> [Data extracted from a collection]

# # # # # # #

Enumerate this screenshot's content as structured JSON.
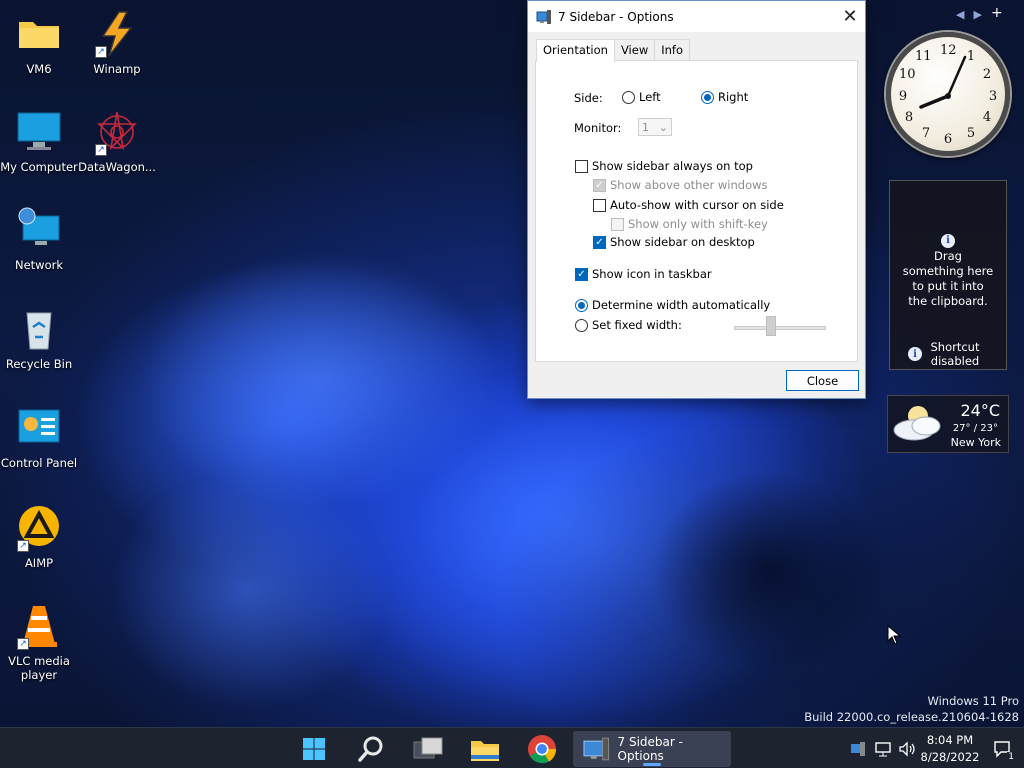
{
  "desktop": {
    "icons": [
      {
        "label": "VM6"
      },
      {
        "label": "Winamp"
      },
      {
        "label": "My Computer"
      },
      {
        "label": "DataWagon..."
      },
      {
        "label": "Network"
      },
      {
        "label": "Recycle Bin"
      },
      {
        "label": "Control Panel"
      },
      {
        "label": "AIMP"
      },
      {
        "label": "VLC media player"
      }
    ]
  },
  "dialog": {
    "title": "7 Sidebar - Options",
    "tabs": [
      {
        "label": "Orientation"
      },
      {
        "label": "View"
      },
      {
        "label": "Info"
      }
    ],
    "side_label": "Side:",
    "side_left": "Left",
    "side_right": "Right",
    "monitor_label": "Monitor:",
    "monitor_value": "1",
    "always_on_top": "Show sidebar always on top",
    "above_other": "Show above other windows",
    "auto_show": "Auto-show with cursor on side",
    "shift_key": "Show only with shift-key",
    "on_desktop": "Show sidebar on desktop",
    "taskbar_icon": "Show icon in taskbar",
    "width_auto": "Determine width automatically",
    "width_fixed": "Set fixed width:",
    "close_label": "Close"
  },
  "clock_gadget": {
    "numbers": [
      "12",
      "1",
      "2",
      "3",
      "4",
      "5",
      "6",
      "7",
      "8",
      "9",
      "10",
      "11"
    ]
  },
  "clipboard_gadget": {
    "message": "Drag something here to put it into the clipboard.",
    "shortcut": "Shortcut disabled"
  },
  "weather_gadget": {
    "temp": "24°C",
    "range": "27° / 23°",
    "city": "New York"
  },
  "watermark": {
    "line1": "Windows 11 Pro",
    "line2": "Build 22000.co_release.210604-1628"
  },
  "taskbar": {
    "task_label": "7 Sidebar - Options",
    "time": "8:04 PM",
    "date": "8/28/2022",
    "notification_count": "1"
  },
  "colors": {
    "accent": "#0067c0",
    "taskbar": "#1e2330"
  }
}
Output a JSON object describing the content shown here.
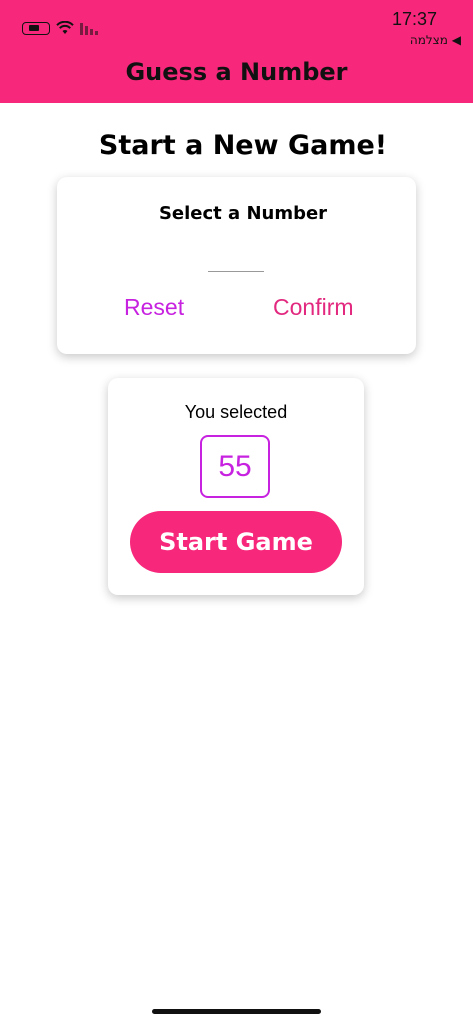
{
  "status_bar": {
    "time": "17:37",
    "back_label": "◀ מצלמה",
    "icons": [
      "battery-icon",
      "wifi-icon",
      "cellular-signal-icon"
    ]
  },
  "header": {
    "title": "Guess a Number",
    "background": "#f7287b"
  },
  "page": {
    "title": "Start a New Game!"
  },
  "select_card": {
    "label": "Select a Number",
    "input_value": "",
    "reset_label": "Reset",
    "confirm_label": "Confirm"
  },
  "selected_card": {
    "label": "You selected",
    "number": "55",
    "start_label": "Start Game"
  },
  "colors": {
    "primary": "#f7287b",
    "accent": "#c722e0"
  }
}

# # # # # # #

Using the listing, copy every line where the word "content" shows up.

Enumerate this screenshot's content as structured JSON.
Output a JSON object describing the content shown here.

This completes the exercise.